### Directions:
Omit all pictures. Copy the rest of the material exactly.

### Data to use:

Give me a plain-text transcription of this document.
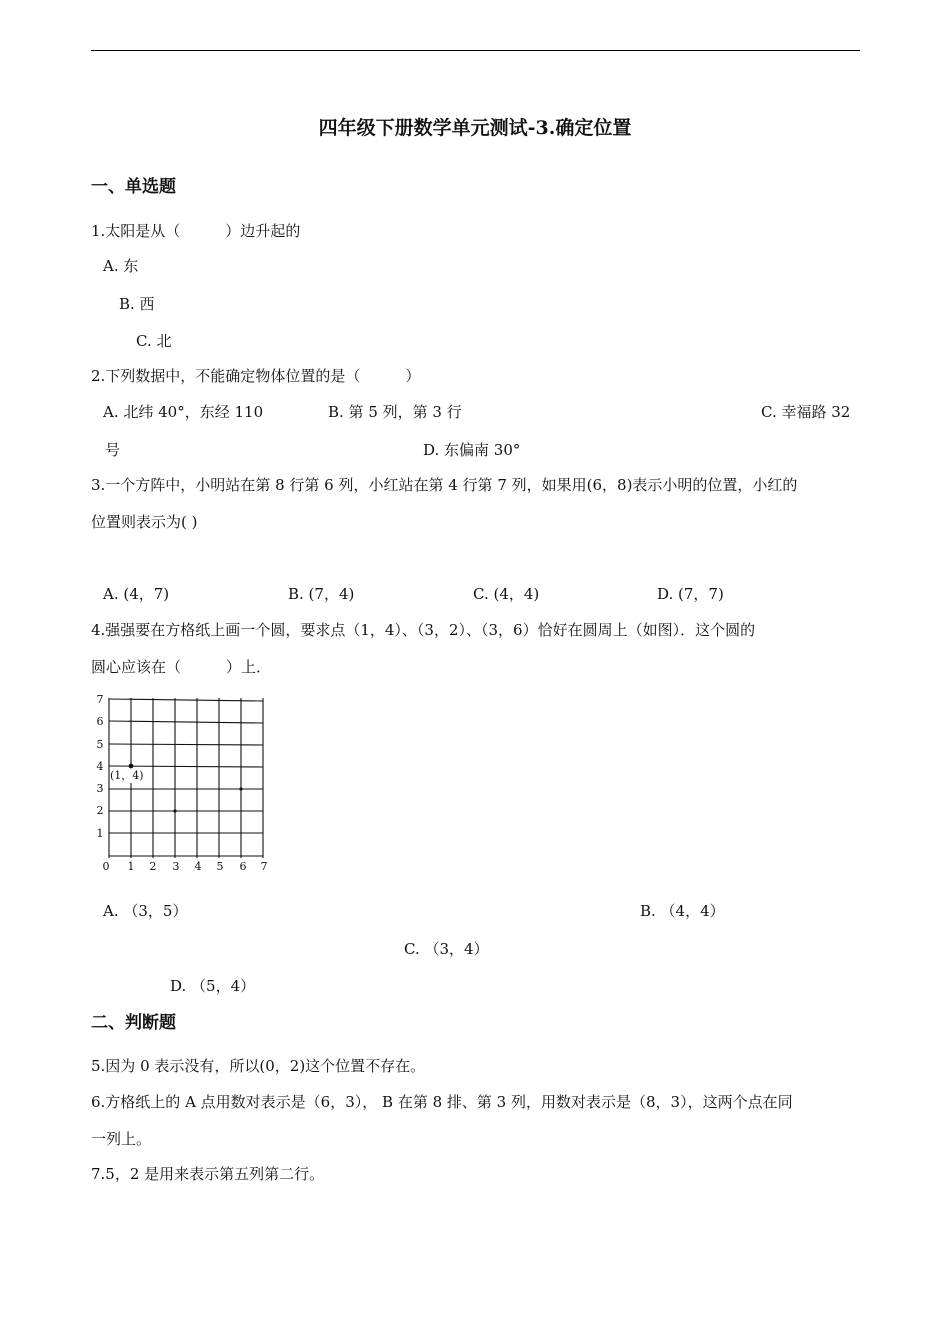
四年级下册数学单元测试-3.确定位置
一、单选题
1.太阳是从（　　　）边升起的
A. 东
B. 西
C. 北
2.下列数据中，不能确定物体位置的是（　　　）
A. 北纬 40°，东经 110	B. 第 5 列，第 3 行	C. 幸福路 32
号	D. 东偏南 30°
3.一个方阵中，小明站在第 8 行第 6 列，小红站在第 4 行第 7 列，如果用(6，8)表示小明的位置，小红的
位置则表示为( )
A. (4，7)	B. (7，4)	C. (4，4)	D. (7，7)
4.强强要在方格纸上画一个圆，要求点（1，4）、（3，2）、（3，6）恰好在圆周上（如图）．这个圆的
圆心应该在（　　　）上．
0 1 2 3 4 5 6 7
1
2
3
4
5
6
7
(1，4)
A. （3，5）	B. （4，4）
C. （3，4）
D. （5，4）
二、判断题
5.因为 0 表示没有，所以(0，2)这个位置不存在。
6.方格纸上的 A 点用数对表示是（6，3）， B 在第 8 排、第 3 列，用数对表示是（8，3），这两个点在同
一列上。
7.5，2 是用来表示第五列第二行。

### Solution to the problem:
Give me a plain-text transcription of this document.
四年级下册数学单元测试-3.确定位置
一、单选题
1.太阳是从（　　　）边升起的
A. 东
B. 西
C. 北
2.下列数据中，不能确定物体位置的是（　　　）
A. 北纬 40°，东经 110	B. 第 5 列，第 3 行	C. 幸福路 32
号	D. 东偏南 30°
3.一个方阵中，小明站在第 8 行第 6 列，小红站在第 4 行第 7 列，如果用(6，8)表示小明的位置，小红的
位置则表示为( )
A. (4，7)	B. (7，4)	C. (4，4)	D. (7，7)
4.强强要在方格纸上画一个圆，要求点（1，4）、（3，2）、（3，6）恰好在圆周上（如图）．这个圆的
圆心应该在（　　　）上．
0 1 2 3 4 5 6 7
1
2
3
4
5
6
7
(1，4)
A. （3，5）	B. （4，4）
C. （3，4）
D. （5，4）
二、判断题
5.因为 0 表示没有，所以(0，2)这个位置不存在。
6.方格纸上的 A 点用数对表示是（6，3）， B 在第 8 排、第 3 列，用数对表示是（8，3），这两个点在同
一列上。
7.5，2 是用来表示第五列第二行。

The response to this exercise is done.